— INFORMATION GIVEN —
____
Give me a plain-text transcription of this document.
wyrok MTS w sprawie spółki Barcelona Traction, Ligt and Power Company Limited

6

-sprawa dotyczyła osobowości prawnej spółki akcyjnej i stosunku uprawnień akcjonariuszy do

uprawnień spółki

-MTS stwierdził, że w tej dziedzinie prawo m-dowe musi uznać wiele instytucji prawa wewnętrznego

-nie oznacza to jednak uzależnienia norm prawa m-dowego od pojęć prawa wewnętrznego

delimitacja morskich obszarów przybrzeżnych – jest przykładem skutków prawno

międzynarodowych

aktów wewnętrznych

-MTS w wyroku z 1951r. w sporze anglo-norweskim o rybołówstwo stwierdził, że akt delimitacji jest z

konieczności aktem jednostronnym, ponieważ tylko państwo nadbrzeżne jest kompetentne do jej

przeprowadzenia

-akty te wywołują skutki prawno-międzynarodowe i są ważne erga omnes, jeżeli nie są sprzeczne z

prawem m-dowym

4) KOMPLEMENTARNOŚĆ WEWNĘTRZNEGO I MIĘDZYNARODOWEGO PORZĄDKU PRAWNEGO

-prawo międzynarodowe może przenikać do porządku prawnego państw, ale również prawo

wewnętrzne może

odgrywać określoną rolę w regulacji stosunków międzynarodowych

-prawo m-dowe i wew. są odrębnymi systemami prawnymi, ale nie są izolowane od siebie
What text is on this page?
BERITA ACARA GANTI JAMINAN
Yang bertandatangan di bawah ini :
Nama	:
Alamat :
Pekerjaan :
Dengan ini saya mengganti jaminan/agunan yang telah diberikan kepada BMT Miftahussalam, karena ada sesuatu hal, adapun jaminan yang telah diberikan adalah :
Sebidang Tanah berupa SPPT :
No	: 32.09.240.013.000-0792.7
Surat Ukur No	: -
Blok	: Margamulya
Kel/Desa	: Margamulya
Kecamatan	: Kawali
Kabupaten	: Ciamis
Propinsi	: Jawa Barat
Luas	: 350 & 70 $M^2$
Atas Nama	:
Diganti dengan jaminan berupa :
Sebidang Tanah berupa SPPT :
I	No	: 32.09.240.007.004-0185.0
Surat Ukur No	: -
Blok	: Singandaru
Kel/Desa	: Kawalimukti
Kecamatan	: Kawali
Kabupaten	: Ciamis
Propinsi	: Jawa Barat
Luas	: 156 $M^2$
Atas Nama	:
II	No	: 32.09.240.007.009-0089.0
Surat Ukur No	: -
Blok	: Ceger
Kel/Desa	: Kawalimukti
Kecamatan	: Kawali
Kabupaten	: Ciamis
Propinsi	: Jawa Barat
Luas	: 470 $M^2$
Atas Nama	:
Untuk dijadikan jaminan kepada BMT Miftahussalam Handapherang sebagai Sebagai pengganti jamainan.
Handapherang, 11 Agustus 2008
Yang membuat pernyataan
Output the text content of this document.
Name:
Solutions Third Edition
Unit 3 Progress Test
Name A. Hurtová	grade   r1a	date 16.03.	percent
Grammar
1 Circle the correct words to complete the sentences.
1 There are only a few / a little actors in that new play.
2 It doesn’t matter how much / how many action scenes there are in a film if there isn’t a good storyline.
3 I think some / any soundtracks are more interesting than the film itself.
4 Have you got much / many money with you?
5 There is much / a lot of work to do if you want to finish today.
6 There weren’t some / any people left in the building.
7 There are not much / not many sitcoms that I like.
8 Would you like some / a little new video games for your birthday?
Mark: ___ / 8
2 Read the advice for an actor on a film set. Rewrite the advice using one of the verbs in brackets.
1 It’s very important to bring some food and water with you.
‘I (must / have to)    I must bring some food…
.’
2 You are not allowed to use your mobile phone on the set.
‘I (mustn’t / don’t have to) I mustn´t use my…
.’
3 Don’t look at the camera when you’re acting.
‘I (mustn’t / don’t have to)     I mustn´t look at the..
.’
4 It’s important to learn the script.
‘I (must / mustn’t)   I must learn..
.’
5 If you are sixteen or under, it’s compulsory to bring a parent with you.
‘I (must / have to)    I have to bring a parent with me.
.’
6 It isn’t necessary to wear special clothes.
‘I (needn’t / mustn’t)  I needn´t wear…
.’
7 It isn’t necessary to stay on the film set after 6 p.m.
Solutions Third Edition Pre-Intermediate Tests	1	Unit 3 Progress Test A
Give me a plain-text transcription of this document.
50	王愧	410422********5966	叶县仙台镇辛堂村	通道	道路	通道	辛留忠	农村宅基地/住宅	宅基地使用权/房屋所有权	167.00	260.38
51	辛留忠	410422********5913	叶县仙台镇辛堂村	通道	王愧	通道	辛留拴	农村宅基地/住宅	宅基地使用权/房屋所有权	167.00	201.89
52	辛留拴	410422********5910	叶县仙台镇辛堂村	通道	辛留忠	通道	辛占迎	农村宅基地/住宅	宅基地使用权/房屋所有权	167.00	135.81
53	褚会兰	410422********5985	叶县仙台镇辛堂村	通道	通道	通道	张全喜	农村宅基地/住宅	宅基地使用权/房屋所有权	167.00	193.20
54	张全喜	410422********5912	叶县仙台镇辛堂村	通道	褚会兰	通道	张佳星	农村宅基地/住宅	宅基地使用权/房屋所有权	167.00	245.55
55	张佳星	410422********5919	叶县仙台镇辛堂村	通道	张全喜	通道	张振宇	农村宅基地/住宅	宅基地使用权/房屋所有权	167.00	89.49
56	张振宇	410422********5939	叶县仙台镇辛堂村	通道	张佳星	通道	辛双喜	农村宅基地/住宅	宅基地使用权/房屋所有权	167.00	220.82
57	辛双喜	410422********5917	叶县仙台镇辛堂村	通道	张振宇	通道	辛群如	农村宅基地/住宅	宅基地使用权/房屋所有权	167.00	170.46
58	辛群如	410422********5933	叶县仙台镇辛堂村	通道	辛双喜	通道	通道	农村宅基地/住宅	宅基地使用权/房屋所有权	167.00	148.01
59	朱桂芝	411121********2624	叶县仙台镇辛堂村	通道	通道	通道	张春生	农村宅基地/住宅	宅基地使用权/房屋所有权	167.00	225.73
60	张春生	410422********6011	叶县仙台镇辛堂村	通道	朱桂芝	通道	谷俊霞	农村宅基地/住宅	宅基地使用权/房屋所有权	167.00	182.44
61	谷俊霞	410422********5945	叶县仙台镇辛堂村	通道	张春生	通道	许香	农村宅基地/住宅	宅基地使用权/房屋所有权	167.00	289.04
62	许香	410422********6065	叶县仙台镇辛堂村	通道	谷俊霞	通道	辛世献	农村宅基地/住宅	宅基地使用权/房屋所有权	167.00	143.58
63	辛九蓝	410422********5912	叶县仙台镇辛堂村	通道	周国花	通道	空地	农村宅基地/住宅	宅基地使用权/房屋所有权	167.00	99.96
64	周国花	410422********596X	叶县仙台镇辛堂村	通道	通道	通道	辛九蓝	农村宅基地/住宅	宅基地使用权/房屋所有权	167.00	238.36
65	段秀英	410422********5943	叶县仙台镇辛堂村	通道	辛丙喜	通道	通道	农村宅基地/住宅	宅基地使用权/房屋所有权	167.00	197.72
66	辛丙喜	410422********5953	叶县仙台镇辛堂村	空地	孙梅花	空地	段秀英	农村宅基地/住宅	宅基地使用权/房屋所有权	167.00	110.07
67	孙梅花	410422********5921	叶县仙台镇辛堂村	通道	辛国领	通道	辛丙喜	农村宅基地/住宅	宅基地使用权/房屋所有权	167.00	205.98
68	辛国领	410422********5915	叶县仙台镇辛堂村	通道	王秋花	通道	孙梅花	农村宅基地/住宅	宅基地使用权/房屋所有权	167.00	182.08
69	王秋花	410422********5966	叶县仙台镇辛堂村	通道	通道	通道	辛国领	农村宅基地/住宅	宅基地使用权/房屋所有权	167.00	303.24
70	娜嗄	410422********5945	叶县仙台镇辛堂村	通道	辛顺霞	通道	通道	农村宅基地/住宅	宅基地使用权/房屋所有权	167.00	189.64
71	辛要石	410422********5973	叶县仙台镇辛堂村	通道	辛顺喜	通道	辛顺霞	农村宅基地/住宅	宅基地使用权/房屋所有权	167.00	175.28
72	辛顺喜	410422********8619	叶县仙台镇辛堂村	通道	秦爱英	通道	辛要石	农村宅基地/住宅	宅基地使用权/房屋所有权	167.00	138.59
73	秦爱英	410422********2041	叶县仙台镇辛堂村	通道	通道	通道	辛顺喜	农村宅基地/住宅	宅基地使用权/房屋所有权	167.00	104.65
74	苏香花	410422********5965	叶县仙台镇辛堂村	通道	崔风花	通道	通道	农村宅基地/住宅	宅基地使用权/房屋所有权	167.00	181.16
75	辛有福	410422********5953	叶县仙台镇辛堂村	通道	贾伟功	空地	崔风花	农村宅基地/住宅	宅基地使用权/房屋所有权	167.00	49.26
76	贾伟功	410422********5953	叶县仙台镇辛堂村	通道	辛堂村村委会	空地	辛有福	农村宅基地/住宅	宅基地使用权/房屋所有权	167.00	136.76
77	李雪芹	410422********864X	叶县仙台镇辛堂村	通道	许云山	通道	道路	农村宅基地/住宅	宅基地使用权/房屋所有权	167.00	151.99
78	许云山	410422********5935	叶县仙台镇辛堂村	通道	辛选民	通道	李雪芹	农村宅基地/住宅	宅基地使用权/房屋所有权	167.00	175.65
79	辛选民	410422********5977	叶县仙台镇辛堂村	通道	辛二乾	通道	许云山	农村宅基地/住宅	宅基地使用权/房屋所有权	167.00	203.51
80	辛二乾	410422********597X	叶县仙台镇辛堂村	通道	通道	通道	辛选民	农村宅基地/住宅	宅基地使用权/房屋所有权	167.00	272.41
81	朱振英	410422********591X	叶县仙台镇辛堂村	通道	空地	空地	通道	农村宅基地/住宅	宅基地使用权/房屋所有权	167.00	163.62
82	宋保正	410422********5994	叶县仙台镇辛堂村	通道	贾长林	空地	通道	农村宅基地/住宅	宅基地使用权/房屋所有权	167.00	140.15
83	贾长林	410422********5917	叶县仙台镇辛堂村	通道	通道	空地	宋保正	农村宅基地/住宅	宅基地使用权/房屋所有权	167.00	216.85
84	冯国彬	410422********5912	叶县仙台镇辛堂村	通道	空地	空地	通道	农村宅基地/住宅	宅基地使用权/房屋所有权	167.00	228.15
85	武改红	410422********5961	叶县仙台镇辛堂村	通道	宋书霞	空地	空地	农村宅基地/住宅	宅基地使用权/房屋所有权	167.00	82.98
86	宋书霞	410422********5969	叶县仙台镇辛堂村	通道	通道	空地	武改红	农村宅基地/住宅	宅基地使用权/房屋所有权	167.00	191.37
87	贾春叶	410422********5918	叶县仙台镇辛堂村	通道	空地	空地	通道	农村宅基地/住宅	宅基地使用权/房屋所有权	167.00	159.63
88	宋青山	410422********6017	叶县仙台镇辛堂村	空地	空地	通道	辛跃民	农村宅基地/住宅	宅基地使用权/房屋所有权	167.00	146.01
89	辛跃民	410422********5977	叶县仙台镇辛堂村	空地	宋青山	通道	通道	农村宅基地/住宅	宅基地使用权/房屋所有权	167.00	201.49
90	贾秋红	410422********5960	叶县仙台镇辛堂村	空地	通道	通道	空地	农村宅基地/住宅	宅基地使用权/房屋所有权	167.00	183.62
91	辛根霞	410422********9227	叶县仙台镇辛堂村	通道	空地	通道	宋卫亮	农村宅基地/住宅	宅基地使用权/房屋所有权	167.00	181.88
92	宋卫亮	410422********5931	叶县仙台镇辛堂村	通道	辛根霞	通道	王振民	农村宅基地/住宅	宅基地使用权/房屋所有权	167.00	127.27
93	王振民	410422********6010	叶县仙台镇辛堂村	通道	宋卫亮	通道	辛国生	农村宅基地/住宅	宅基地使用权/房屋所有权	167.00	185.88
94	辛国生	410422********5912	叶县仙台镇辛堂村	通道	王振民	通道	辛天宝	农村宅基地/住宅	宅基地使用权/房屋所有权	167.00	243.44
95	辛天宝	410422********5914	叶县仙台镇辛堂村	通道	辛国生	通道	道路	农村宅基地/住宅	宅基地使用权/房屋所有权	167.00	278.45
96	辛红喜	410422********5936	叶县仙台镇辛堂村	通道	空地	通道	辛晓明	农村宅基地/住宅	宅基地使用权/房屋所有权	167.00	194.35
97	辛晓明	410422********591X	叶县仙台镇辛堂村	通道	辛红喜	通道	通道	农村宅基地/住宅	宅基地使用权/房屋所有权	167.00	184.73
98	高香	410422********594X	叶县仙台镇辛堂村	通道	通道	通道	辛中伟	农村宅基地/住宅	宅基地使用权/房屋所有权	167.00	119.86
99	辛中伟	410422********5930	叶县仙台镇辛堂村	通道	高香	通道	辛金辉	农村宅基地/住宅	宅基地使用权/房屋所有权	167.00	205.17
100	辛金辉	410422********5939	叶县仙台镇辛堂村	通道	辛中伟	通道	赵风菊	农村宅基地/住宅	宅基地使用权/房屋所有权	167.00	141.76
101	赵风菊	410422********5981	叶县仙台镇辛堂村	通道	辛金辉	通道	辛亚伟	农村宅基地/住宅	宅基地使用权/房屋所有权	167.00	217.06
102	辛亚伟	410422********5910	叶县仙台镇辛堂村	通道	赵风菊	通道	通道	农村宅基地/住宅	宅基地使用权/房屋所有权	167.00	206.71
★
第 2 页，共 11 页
____
— INSTRUCTIONS TO FOLLOW —
Above are the records. Identify each line that contains the word "some".

— FULL ANSWER —
3 I think some / any soundtracks are more interesting than the film itself.
6 There weren’t some / any people left in the building.
8 Would you like some / a little new video games for your birthday?
1 It’s very important to bring some food and water with you.
‘I (must / have to)    I must bring some food…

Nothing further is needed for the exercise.